==== EXERCISE INPUTS ====

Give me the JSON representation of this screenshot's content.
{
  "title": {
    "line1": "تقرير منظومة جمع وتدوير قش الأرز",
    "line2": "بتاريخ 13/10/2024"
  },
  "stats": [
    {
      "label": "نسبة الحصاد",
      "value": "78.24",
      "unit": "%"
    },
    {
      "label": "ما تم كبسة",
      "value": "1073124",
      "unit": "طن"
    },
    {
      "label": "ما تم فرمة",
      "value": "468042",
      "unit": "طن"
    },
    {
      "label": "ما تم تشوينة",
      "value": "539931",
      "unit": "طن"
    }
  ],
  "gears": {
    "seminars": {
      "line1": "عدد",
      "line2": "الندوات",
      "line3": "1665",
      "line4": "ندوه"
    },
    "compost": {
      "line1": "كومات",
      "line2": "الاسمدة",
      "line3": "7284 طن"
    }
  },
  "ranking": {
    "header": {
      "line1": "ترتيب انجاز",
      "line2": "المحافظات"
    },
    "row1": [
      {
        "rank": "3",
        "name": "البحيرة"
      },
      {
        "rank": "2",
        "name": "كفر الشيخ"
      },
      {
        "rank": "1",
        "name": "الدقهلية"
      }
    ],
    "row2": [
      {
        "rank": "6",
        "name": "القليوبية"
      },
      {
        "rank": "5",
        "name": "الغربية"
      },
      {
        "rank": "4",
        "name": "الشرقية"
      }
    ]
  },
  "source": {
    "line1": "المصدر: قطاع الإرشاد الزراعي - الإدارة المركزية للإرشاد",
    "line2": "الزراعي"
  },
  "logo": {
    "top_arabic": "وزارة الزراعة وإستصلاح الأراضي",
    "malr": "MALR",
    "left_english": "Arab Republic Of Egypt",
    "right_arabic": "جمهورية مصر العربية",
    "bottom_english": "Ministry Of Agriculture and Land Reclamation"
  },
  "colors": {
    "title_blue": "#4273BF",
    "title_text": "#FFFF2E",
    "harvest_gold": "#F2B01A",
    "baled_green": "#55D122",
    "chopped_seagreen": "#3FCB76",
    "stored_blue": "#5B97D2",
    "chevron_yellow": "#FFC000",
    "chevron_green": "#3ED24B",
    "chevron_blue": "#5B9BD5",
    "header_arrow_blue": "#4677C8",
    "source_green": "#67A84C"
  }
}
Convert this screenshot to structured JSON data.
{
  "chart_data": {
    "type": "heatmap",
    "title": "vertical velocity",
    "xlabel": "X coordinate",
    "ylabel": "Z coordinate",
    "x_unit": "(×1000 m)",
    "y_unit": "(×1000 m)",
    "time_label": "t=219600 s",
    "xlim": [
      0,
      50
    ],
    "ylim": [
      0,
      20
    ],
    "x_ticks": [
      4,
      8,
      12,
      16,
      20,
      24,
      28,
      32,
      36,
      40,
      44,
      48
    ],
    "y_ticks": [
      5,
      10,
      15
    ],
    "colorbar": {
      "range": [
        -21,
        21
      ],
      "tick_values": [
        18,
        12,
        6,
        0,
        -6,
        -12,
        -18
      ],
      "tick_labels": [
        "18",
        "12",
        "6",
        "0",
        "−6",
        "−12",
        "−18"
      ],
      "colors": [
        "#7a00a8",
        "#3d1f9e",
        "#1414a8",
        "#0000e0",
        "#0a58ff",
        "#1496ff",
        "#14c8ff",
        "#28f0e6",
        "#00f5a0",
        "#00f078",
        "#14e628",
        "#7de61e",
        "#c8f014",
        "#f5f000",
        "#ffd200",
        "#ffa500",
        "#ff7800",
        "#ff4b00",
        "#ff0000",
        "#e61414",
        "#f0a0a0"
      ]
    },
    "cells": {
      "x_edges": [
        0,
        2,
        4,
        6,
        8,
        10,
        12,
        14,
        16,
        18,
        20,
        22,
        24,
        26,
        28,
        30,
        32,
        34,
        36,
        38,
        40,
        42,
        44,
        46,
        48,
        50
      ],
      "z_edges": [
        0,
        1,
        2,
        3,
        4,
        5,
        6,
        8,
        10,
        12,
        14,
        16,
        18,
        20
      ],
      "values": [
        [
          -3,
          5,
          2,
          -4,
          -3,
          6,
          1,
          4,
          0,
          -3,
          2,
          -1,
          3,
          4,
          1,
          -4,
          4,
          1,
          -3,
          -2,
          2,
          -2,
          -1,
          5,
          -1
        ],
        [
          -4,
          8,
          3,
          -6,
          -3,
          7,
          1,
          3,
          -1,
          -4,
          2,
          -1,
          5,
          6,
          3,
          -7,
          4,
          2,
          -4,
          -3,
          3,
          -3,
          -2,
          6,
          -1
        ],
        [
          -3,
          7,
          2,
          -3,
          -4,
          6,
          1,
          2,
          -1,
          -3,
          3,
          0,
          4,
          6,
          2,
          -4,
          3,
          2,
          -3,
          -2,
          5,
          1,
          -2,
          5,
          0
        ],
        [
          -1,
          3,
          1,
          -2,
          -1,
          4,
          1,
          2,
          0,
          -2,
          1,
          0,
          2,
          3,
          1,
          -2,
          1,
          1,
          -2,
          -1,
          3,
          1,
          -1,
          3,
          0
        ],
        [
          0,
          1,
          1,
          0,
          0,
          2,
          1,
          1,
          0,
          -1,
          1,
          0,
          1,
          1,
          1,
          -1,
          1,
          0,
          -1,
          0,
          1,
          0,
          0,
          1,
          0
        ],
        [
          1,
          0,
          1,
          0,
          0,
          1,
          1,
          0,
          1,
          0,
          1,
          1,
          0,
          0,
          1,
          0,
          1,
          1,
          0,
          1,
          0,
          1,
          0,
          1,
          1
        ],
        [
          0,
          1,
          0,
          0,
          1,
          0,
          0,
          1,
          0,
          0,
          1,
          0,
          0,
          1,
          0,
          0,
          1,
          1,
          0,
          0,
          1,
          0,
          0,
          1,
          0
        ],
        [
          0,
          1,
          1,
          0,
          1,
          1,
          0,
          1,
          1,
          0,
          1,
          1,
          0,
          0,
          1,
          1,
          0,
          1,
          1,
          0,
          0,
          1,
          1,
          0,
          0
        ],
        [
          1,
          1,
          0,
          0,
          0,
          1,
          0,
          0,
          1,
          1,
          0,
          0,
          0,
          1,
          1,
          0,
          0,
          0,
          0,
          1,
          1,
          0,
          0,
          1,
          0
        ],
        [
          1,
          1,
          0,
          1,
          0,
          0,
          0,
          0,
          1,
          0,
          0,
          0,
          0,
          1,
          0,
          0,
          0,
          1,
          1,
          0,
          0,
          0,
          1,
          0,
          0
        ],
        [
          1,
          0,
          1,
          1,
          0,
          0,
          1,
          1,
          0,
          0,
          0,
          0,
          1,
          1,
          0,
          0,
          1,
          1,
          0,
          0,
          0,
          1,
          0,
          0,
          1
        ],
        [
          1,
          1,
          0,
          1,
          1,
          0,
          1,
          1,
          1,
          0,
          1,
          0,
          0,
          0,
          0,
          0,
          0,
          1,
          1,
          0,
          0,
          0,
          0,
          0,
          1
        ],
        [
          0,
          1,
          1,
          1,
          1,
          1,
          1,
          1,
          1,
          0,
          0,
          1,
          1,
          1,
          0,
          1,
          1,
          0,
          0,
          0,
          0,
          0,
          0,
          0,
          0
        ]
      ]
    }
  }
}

====

OBJECTIVE – Give only the count of lines in the data that include the string "this".

SOLUTION – 2